Trecho citado:
************
Um mal menor continua sendo um mal
Em 19 de janeiro de 2022 – Redação – Por Sylvain Levy – Médico e Psicanalista
Nos últimos dias tem sido publicadas em jornais e na Internet várias matérias e artigos envolvendo a Psicanálise, tanto no que diz respeito ao “atendimento clínico” como nas questões da formação do analista e da sua profissão.
Foi manchete a acusação contra um pastor de assédio sexual contra senhoras de seu rebanho que procuravam se aliviar de sofrimento e ele ”aplicava” técnicas psicanalíticas. De duas coisas podemos ter certeza: 1. Esse senhor, pela sua conduta, não é nenhum pastor e 2. Pela ausência de formação específica não é psicanalista. É uma fraude e não um Freud.
Já artigos publicados em jornais e revistas denunciam e protestam contra a autorização dada pelo MEC para que a UNINTER, Universidade paranaense de um ex-deputado bolsonarista, instalasse um Bachalerado em Psicanálise por EAD (ensino a distância), com duração de quatro anos e incluindo toda a formação teórica, supervisão de casos clínicos e … análise pessoal. Essa é uma aberração em todos os sentidos. Psicanálise é contato, é vínculo. É vinculo desde o contato inicial com o analista didata que será responsável pela sua análise pessoal; com os supervisores (ao menos dois) que o acompanharão em seus atendimentos durante a formação; com os colegas com os quais trocam experiências e realizam os seminários clínicos de discussão de casos.
Como transferir tudo isso para EAD?
************
Exercícios propostos:
A) Copie do artigo sobre a psicanálise o trecho que começa em "Já artigos publicados" e segue até "discussão de casos.".
B) Segundo o artigo sobre a psicanálise, o que incluiria o curso de Psicanálise por EAD que o MEC autorizou à UNINTER? Liste todos os itens.

[Dados de previsão de caixas delimitadoras]
************
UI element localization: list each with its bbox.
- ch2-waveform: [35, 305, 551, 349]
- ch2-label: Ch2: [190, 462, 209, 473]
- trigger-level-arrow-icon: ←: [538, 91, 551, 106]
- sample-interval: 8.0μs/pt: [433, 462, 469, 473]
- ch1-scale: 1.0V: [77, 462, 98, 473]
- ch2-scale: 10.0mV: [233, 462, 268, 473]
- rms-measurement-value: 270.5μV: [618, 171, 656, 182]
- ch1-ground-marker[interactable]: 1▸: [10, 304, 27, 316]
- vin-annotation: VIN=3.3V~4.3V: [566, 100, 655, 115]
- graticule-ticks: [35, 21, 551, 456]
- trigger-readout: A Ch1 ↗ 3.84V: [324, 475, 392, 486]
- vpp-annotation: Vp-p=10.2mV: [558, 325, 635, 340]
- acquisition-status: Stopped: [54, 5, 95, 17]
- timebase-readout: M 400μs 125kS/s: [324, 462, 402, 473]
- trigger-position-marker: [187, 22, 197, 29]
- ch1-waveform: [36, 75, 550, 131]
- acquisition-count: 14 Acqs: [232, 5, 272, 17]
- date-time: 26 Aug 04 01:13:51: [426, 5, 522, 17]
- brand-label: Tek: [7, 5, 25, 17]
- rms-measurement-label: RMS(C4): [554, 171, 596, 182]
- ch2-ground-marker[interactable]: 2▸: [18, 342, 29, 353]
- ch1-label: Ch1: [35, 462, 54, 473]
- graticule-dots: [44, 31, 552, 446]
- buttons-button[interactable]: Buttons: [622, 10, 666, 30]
************
Respostas:
A)
Já artigos publicados em jornais e revistas denunciam e protestam contra a autorização dada pelo MEC para que a UNINTER, Universidade paranaense de um ex-deputado bolsonarista, instalasse um Bachalerado em Psicanálise por EAD (ensino a distância), com duração de quatro anos e incluindo toda a formação teórica, supervisão de casos clínicos e … análise pessoal. Essa é uma aberração em todos os sentidos. Psicanálise é contato, é vínculo. É vinculo desde o contato inicial com o analista didata que será responsável pela sua análise pessoal; com os supervisores (ao menos dois) que o acompanharão em seus atendimentos durante a formação; com os colegas com os quais trocam experiências e realizam os seminários clínicos de discussão de casos.

B)
- Formação teórica
- Supervisão de casos clínicos
- Análise pessoal